▸ **SOURCE MATERIAL**
>> Begin

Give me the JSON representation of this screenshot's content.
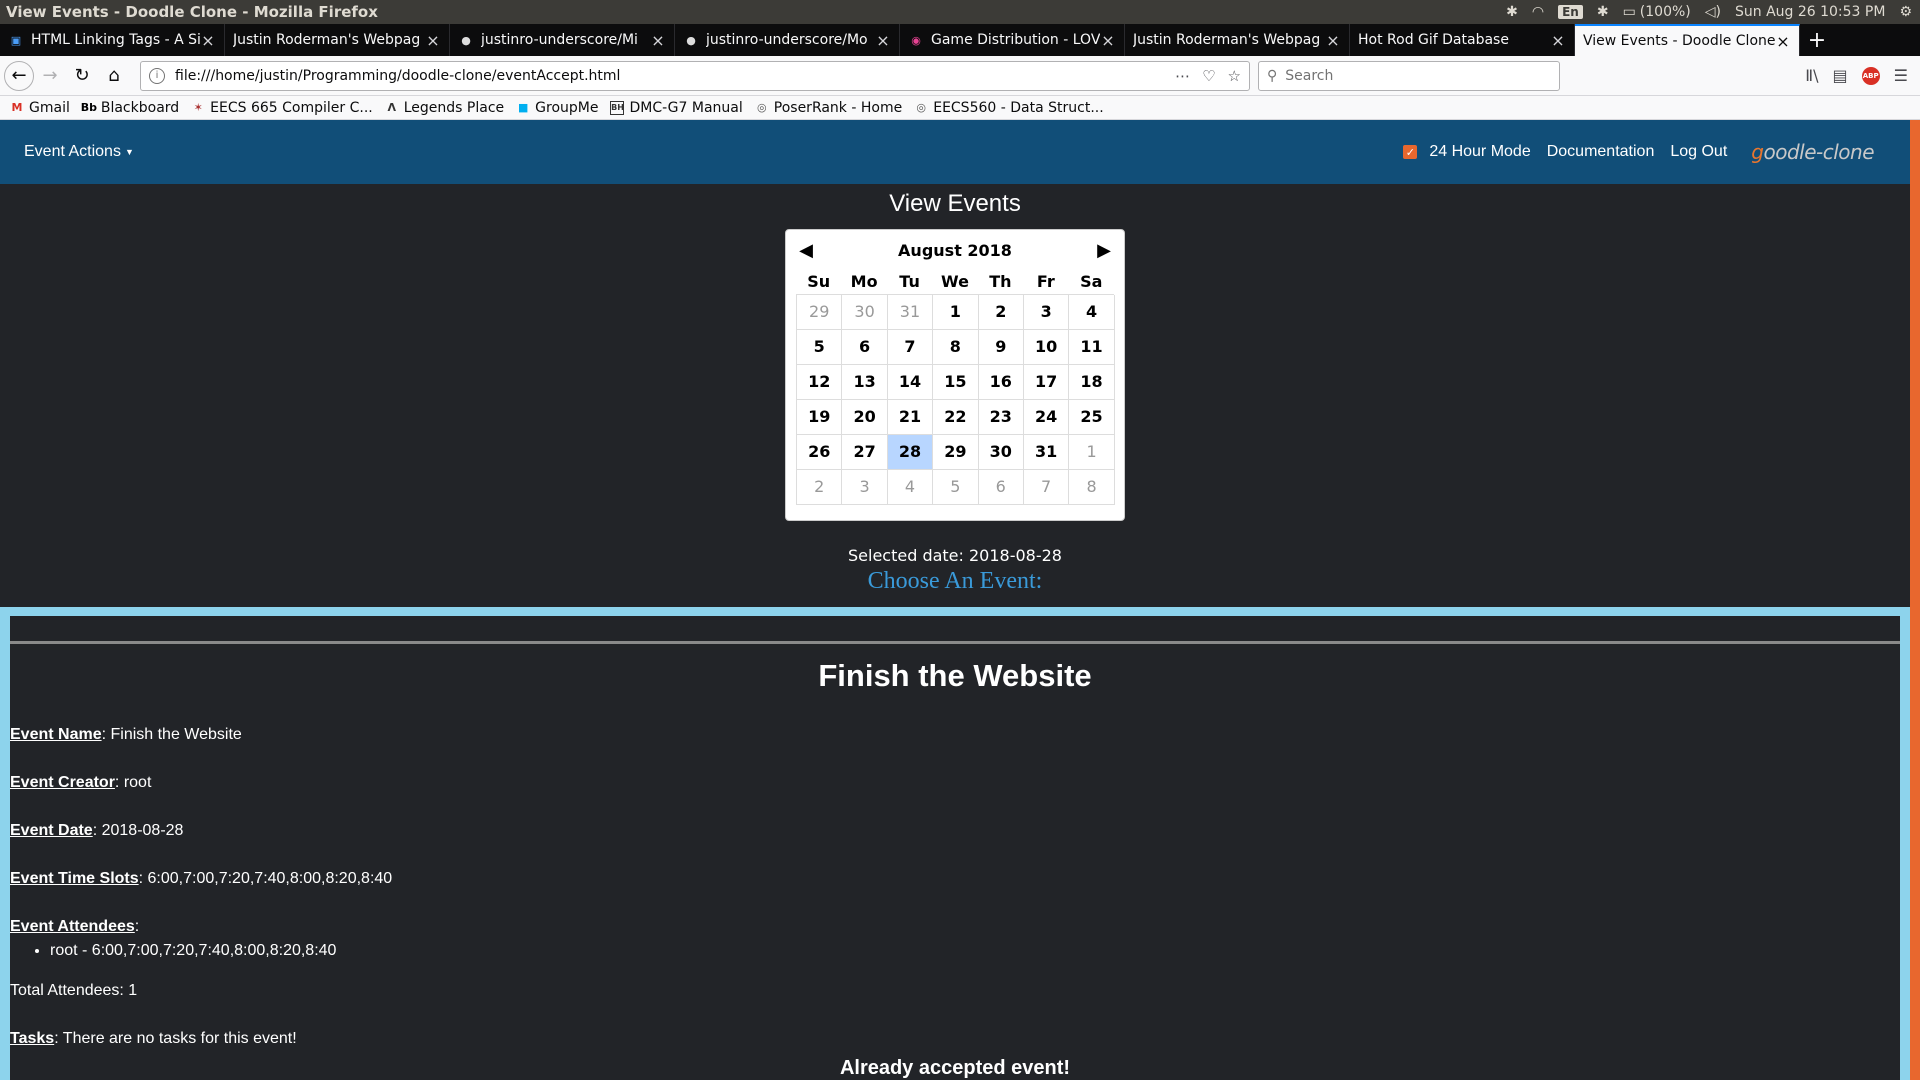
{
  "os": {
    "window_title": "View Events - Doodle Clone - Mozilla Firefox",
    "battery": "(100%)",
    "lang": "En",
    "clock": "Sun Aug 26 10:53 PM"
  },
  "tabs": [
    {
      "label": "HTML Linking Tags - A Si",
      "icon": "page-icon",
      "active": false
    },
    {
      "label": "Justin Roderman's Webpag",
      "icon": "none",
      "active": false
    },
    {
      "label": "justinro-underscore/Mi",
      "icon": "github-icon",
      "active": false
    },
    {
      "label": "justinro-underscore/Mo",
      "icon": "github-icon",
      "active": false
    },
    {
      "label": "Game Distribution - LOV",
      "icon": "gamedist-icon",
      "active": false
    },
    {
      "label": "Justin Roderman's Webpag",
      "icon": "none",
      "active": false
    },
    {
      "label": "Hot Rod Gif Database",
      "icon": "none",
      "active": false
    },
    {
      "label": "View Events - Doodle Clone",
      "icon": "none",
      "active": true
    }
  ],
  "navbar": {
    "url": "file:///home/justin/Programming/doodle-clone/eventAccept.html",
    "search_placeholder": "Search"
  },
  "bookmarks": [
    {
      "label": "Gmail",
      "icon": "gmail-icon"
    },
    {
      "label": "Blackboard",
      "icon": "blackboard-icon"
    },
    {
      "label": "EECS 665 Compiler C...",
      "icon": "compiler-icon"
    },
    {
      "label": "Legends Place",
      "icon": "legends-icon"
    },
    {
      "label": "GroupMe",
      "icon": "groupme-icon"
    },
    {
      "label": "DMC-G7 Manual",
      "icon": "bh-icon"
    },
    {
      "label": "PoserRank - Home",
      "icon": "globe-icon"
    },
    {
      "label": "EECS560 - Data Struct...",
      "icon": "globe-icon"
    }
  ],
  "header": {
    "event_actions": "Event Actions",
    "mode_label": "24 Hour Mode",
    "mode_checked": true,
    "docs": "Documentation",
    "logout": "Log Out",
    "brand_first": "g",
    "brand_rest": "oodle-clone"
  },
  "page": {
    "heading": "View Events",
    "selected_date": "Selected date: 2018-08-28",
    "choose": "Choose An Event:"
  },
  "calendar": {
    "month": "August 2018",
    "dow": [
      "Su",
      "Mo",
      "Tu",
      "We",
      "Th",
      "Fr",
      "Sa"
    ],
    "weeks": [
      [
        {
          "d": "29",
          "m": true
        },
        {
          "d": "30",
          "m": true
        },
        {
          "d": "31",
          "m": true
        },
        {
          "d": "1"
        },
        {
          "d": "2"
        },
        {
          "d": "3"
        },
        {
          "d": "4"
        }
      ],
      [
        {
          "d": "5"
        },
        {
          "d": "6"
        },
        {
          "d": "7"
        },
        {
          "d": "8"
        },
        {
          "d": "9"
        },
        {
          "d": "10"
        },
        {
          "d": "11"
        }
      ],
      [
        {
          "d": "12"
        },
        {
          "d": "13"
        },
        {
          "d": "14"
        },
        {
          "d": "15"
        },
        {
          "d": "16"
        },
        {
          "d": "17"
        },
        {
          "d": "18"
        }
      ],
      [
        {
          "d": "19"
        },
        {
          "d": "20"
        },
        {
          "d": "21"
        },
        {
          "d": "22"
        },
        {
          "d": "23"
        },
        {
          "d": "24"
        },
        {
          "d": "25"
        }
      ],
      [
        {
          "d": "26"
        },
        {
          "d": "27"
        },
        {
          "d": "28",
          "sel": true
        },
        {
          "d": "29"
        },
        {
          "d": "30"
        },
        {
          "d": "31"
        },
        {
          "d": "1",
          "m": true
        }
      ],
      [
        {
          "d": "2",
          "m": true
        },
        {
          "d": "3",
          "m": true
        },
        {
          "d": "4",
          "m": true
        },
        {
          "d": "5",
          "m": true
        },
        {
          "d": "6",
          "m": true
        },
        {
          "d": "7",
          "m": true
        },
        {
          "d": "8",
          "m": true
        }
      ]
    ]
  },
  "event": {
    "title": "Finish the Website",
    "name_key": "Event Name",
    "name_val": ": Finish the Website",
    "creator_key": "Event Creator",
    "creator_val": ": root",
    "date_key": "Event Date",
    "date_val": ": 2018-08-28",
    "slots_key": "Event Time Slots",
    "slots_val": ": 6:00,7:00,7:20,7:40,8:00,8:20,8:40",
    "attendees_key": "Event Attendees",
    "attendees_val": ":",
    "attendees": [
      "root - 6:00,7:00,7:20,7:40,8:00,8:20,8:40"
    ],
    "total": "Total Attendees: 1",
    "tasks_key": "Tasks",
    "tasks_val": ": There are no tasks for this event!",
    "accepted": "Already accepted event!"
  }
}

>> End

▸ **WHAT YOU WILL DO**
From the entries above, copy every line that holds the word "View".

▸ **RESULT OF THE TASK**
    "window_title": "View Events - Doodle Clone - Mozilla Firefox",
      "label": "View Events - Doodle Clone",
    "heading": "View Events",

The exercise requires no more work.